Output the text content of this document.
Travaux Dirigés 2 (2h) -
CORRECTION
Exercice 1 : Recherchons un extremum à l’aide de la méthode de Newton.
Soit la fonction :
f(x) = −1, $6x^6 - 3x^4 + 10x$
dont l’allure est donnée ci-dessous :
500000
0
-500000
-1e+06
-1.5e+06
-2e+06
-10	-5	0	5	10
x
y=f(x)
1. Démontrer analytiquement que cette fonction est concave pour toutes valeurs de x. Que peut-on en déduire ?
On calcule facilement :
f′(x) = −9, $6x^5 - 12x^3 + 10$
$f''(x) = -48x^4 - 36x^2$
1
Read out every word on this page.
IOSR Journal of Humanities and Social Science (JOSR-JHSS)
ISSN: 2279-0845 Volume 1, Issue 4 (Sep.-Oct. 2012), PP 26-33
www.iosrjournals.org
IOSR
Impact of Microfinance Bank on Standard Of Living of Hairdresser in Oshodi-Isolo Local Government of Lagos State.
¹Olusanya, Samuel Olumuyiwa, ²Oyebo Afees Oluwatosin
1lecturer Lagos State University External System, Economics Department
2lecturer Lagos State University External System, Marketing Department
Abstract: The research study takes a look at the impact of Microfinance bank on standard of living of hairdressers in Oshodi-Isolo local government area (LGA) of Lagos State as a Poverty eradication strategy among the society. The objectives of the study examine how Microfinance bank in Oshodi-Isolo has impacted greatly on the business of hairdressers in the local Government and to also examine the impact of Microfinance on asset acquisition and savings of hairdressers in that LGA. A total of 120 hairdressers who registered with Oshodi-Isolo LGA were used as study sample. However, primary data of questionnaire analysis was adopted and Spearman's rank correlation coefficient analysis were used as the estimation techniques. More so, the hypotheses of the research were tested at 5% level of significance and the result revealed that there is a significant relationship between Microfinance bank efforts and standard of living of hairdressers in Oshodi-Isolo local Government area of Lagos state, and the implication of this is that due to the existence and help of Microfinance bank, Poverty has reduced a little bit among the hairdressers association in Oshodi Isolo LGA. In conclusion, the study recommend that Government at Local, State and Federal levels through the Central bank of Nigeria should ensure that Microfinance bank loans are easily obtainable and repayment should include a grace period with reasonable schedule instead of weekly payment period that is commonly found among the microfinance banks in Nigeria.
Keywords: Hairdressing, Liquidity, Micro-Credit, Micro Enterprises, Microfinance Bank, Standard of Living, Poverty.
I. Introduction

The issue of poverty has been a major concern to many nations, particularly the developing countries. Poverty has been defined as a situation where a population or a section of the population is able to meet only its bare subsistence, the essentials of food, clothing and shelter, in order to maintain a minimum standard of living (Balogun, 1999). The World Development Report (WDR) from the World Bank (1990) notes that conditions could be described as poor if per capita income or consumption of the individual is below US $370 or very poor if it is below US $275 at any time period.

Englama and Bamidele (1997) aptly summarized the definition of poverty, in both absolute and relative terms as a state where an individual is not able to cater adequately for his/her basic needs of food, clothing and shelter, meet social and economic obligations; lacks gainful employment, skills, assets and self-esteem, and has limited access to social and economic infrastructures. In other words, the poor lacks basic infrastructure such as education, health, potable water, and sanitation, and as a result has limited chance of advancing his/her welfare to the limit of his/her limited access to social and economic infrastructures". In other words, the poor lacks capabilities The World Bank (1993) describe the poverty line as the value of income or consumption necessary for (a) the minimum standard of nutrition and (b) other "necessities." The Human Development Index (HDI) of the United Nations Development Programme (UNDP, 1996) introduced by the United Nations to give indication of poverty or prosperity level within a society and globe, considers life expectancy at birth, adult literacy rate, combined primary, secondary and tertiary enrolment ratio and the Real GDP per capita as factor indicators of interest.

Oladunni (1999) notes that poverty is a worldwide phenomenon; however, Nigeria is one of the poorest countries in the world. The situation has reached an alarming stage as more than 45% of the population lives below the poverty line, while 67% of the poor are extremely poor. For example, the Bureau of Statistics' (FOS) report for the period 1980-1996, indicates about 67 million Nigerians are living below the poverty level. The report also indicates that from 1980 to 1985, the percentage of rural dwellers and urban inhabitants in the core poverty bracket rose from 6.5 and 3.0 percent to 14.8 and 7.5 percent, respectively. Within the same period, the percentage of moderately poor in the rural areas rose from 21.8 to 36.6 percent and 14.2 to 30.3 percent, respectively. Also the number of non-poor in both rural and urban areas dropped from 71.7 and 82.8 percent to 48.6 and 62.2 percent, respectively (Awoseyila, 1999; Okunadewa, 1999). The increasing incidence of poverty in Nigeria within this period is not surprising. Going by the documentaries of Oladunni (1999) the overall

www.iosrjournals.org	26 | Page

────────────────────

◆ The problem
Look through the material and copy each line that has "Department".

◆ Reply to the exercise
1lecturer Lagos State University External System, Economics Department
2lecturer Lagos State University External System, Marketing Department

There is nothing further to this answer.